Given task: Please output the GDM boot trace text from "[ 3.779375] strace[262]: [pid" to "plenty of entropy.", copied word for word.

Quoted passage:
* * *

Booting the system with an straced GDM service
("ExecStart=strace -f /usr/bin/gdm") reveals:
...
[ 3.779375] strace[262]: [pid 323] execve("/usr/lib/gnome-session-binary",
... /* 28 vars */) = 0
...
[ 4.019227] strace[262]: [pid 323] getrandom( <unfinished ...>
[ 79.601433] kernel: random: crng init done
[ 79.601443] kernel: random: 3 urandom warning(s) missed due to ratelimiting
[ 79.601262] strace[262]: [pid 323] <... getrandom resumed>..., 16, 0) = 16
[ 79.601262] strace[262]: [pid 323] getrandom(..., 16, 0) = 16
[ 79.603041] strace[262]: [pid 323] getrandom(..., 16, 0) = 16
[ 79.603041] strace[262]: [pid 323] getrandom(..., 16, 0) = 16
[ 79.603041] strace[262]: [pid 323] getrandom(..., 16, 0) = 16
As can be seen in the timestamps, the GDM boot was only continued
by typing randomly on the keyboard..
> That said, I would have expected that any PC gets plenty of entropy.

* * *

Data excerpts:
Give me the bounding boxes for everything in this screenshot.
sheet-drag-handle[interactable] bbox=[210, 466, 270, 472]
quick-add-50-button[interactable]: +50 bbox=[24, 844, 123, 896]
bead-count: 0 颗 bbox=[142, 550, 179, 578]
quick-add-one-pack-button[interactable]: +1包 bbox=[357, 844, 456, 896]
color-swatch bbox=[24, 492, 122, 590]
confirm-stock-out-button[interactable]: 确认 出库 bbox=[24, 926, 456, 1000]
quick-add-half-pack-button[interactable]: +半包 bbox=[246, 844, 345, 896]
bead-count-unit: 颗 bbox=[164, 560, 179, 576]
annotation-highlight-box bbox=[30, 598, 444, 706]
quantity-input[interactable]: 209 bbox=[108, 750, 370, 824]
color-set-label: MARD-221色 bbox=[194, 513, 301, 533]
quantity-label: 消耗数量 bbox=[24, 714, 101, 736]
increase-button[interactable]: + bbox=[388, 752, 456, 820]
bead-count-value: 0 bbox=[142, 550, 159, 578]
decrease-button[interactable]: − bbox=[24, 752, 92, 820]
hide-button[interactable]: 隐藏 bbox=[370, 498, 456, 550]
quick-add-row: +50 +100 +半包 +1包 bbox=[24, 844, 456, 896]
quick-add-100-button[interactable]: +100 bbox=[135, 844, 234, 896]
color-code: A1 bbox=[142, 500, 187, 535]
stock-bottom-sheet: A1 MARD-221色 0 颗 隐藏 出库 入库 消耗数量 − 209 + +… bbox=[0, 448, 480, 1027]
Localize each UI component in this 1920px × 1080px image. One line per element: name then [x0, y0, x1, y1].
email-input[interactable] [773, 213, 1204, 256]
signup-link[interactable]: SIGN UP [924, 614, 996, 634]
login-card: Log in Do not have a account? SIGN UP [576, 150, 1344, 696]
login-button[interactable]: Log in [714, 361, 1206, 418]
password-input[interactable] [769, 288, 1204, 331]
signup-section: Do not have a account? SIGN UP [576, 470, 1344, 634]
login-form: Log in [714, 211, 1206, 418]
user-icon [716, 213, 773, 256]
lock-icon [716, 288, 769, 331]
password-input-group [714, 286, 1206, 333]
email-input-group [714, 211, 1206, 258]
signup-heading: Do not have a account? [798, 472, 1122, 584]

* * *

Complete answer:
[ 3.779375] strace[262]: [pid 323] execve("/usr/lib/gnome-session-binary",
... /* 28 vars */) = 0
...
[ 4.019227] strace[262]: [pid 323] getrandom( <unfinished ...>
[ 79.601433] kernel: random: crng init done
[ 79.601443] kernel: random: 3 urandom warning(s) missed due to ratelimiting
[ 79.601262] strace[262]: [pid 323] <... getrandom resumed>..., 16, 0) = 16
[ 79.601262] strace[262]: [pid 323] getrandom(..., 16, 0) = 16
[ 79.603041] strace[262]: [pid 323] getrandom(..., 16, 0) = 16
[ 79.603041] strace[262]: [pid 323] getrandom(..., 16, 0) = 16
[ 79.603041] strace[262]: [pid 323] getrandom(..., 16, 0) = 16
As can be seen in the timestamps, the GDM boot was only continued
by typing randomly on the keyboard..
> That said, I would have expected that any PC gets plenty of entropy.